> **Short problem**
Could you repeat the records below exactly, leaving out any pictures?

> **The input**
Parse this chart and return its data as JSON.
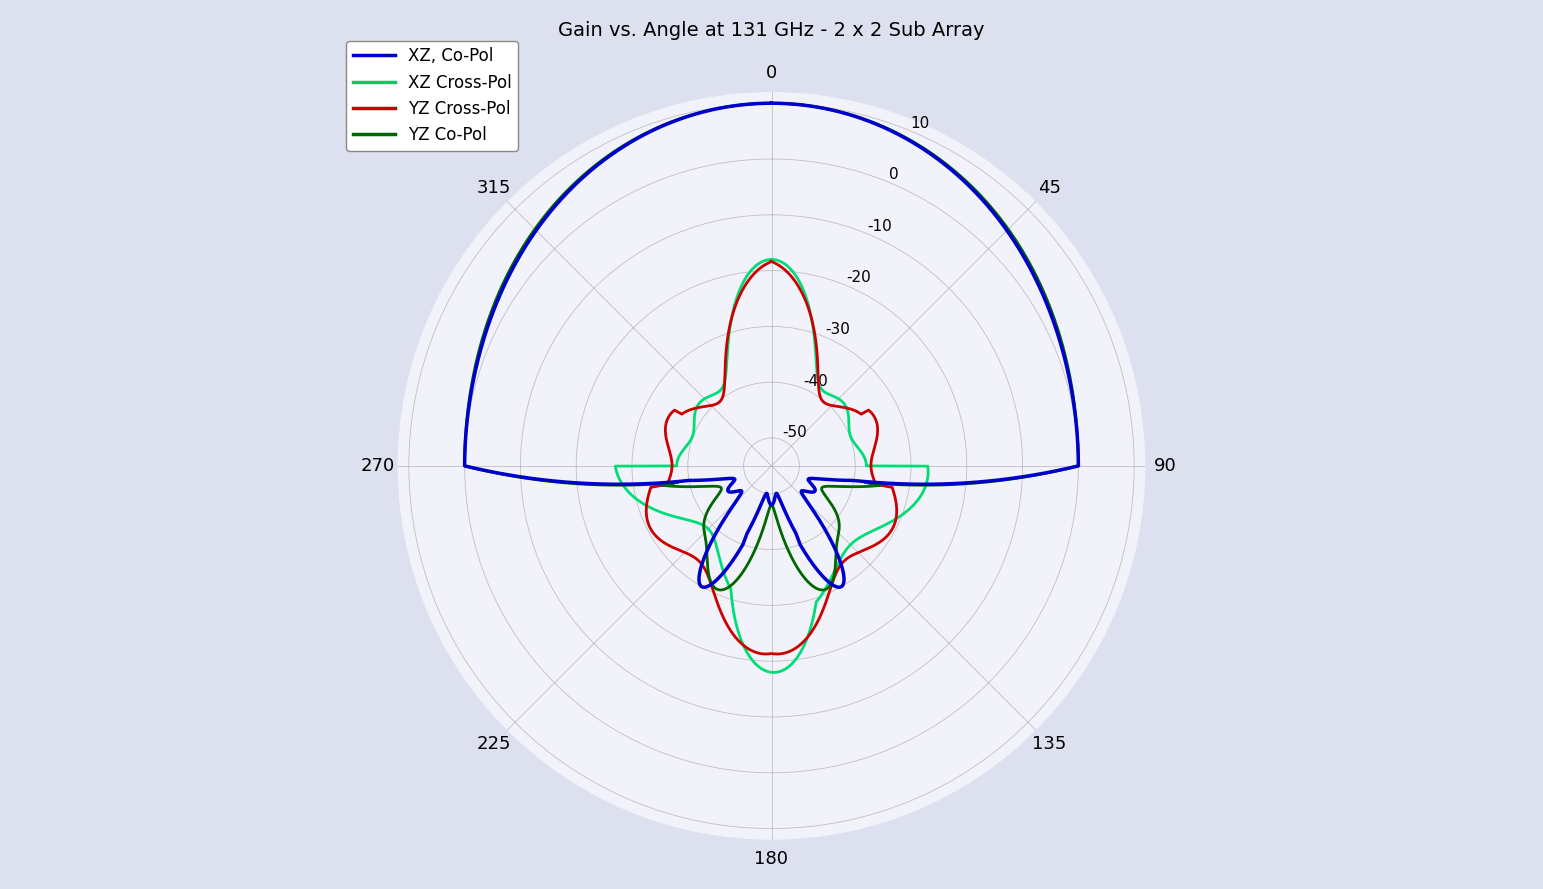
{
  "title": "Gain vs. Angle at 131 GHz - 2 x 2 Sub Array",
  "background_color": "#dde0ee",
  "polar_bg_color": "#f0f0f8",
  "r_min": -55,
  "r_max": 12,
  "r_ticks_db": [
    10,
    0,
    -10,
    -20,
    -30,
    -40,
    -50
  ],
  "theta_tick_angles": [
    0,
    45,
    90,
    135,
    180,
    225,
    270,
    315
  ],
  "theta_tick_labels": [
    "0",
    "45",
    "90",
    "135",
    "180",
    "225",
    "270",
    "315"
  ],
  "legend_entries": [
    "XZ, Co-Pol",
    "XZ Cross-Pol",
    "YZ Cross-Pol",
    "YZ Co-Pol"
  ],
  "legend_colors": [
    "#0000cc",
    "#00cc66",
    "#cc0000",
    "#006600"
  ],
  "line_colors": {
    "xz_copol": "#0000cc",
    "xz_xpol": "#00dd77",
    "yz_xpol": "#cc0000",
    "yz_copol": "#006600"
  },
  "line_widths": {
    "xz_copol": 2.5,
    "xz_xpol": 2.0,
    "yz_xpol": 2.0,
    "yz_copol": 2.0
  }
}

> **Problem solution**
Parse this chart and return its data as JSON.
{
  "title": "Gain vs. Angle at 131 GHz - 2 x 2 Sub Array",
  "background_color": "#dde0ee",
  "polar_bg_color": "#f0f0f8",
  "r_min": -55,
  "r_max": 12,
  "r_ticks_db": [
    10,
    0,
    -10,
    -20,
    -30,
    -40,
    -50
  ],
  "theta_tick_angles": [
    0,
    45,
    90,
    135,
    180,
    225,
    270,
    315
  ],
  "theta_tick_labels": [
    "0",
    "45",
    "90",
    "135",
    "180",
    "225",
    "270",
    "315"
  ],
  "legend_entries": [
    "XZ, Co-Pol",
    "XZ Cross-Pol",
    "YZ Cross-Pol",
    "YZ Co-Pol"
  ],
  "legend_colors": [
    "#0000cc",
    "#00cc66",
    "#cc0000",
    "#006600"
  ],
  "line_colors": {
    "xz_copol": "#0000cc",
    "xz_xpol": "#00dd77",
    "yz_xpol": "#cc0000",
    "yz_copol": "#006600"
  },
  "line_widths": {
    "xz_copol": 2.5,
    "xz_xpol": 2.0,
    "yz_xpol": 2.0,
    "yz_copol": 2.0
  }
}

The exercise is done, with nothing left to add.